> **DIRECTIONS FOR THIS TASK**
Give every line of the data again, unchanged, but with no pictures.

> **SOURCE DATA**
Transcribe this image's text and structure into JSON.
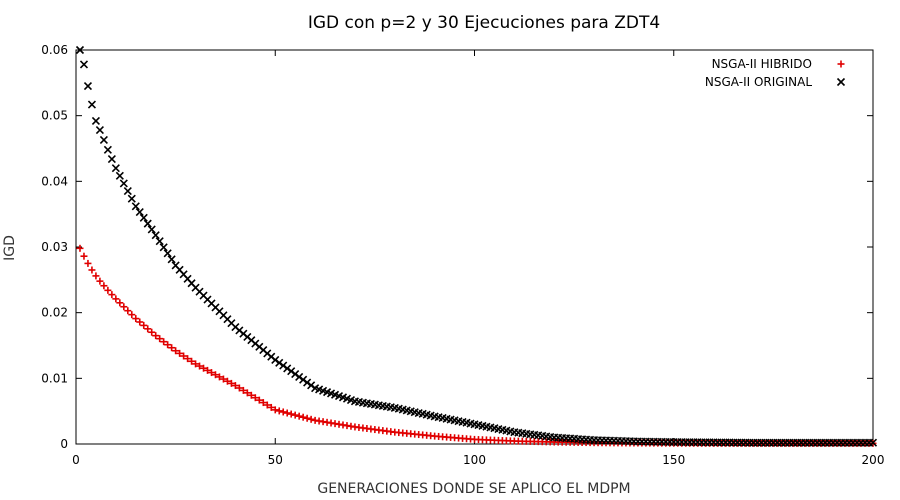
{
  "chart_data": {
    "type": "scatter",
    "title": "IGD con p=2 y 30 Ejecuciones para ZDT4",
    "xlabel": "GENERACIONES DONDE SE APLICO EL MDPM",
    "ylabel": "IGD",
    "xlim": [
      0,
      200
    ],
    "ylim": [
      0,
      0.06
    ],
    "xticks": [
      "0",
      "50",
      "100",
      "150",
      "200"
    ],
    "yticks": [
      "0",
      "0.01",
      "0.02",
      "0.03",
      "0.04",
      "0.05",
      "0.06"
    ],
    "grid": false,
    "legend_position": "top-right",
    "series": [
      {
        "name": "NSGA-II HIBRIDO",
        "marker": "+",
        "color": "#e00000",
        "x": [
          1,
          2,
          3,
          4,
          5,
          6,
          8,
          10,
          15,
          20,
          25,
          30,
          40,
          50,
          60,
          70,
          80,
          90,
          100,
          110,
          120,
          130,
          140,
          150,
          160,
          170,
          180,
          190,
          200
        ],
        "y": [
          0.0298,
          0.0286,
          0.0275,
          0.0265,
          0.0256,
          0.0248,
          0.0234,
          0.0221,
          0.0191,
          0.0165,
          0.0142,
          0.0122,
          0.0089,
          0.0052,
          0.0036,
          0.0026,
          0.0018,
          0.0012,
          0.0007,
          0.00045,
          0.0003,
          0.0002,
          0.00015,
          0.00012,
          0.0001,
          0.0001,
          0.0001,
          0.0001,
          0.0001
        ]
      },
      {
        "name": "NSGA-II ORIGINAL",
        "marker": "x",
        "color": "#000000",
        "x": [
          1,
          2,
          3,
          4,
          5,
          6,
          8,
          10,
          15,
          20,
          25,
          30,
          40,
          50,
          60,
          70,
          80,
          90,
          100,
          110,
          120,
          130,
          140,
          150,
          160,
          170,
          180,
          190,
          200
        ],
        "y": [
          0.06,
          0.0578,
          0.0545,
          0.0517,
          0.0492,
          0.0478,
          0.0448,
          0.042,
          0.0362,
          0.0318,
          0.0272,
          0.0238,
          0.0178,
          0.0128,
          0.0085,
          0.0065,
          0.0055,
          0.0042,
          0.003,
          0.0018,
          0.001,
          0.0006,
          0.0004,
          0.0003,
          0.00025,
          0.0002,
          0.0002,
          0.0002,
          0.0002
        ]
      }
    ]
  }
}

> **ANSWER TO THIS TASK**
Transcribe this image's text and structure into JSON.
{
  "chart_data": {
    "type": "scatter",
    "title": "IGD con p=2 y 30 Ejecuciones para ZDT4",
    "xlabel": "GENERACIONES DONDE SE APLICO EL MDPM",
    "ylabel": "IGD",
    "xlim": [
      0,
      200
    ],
    "ylim": [
      0,
      0.06
    ],
    "xticks": [
      "0",
      "50",
      "100",
      "150",
      "200"
    ],
    "yticks": [
      "0",
      "0.01",
      "0.02",
      "0.03",
      "0.04",
      "0.05",
      "0.06"
    ],
    "grid": false,
    "legend_position": "top-right",
    "series": [
      {
        "name": "NSGA-II HIBRIDO",
        "marker": "+",
        "color": "#e00000",
        "x": [
          1,
          2,
          3,
          4,
          5,
          6,
          8,
          10,
          15,
          20,
          25,
          30,
          40,
          50,
          60,
          70,
          80,
          90,
          100,
          110,
          120,
          130,
          140,
          150,
          160,
          170,
          180,
          190,
          200
        ],
        "y": [
          0.0298,
          0.0286,
          0.0275,
          0.0265,
          0.0256,
          0.0248,
          0.0234,
          0.0221,
          0.0191,
          0.0165,
          0.0142,
          0.0122,
          0.0089,
          0.0052,
          0.0036,
          0.0026,
          0.0018,
          0.0012,
          0.0007,
          0.00045,
          0.0003,
          0.0002,
          0.00015,
          0.00012,
          0.0001,
          0.0001,
          0.0001,
          0.0001,
          0.0001
        ]
      },
      {
        "name": "NSGA-II ORIGINAL",
        "marker": "x",
        "color": "#000000",
        "x": [
          1,
          2,
          3,
          4,
          5,
          6,
          8,
          10,
          15,
          20,
          25,
          30,
          40,
          50,
          60,
          70,
          80,
          90,
          100,
          110,
          120,
          130,
          140,
          150,
          160,
          170,
          180,
          190,
          200
        ],
        "y": [
          0.06,
          0.0578,
          0.0545,
          0.0517,
          0.0492,
          0.0478,
          0.0448,
          0.042,
          0.0362,
          0.0318,
          0.0272,
          0.0238,
          0.0178,
          0.0128,
          0.0085,
          0.0065,
          0.0055,
          0.0042,
          0.003,
          0.0018,
          0.001,
          0.0006,
          0.0004,
          0.0003,
          0.00025,
          0.0002,
          0.0002,
          0.0002,
          0.0002
        ]
      }
    ]
  }
}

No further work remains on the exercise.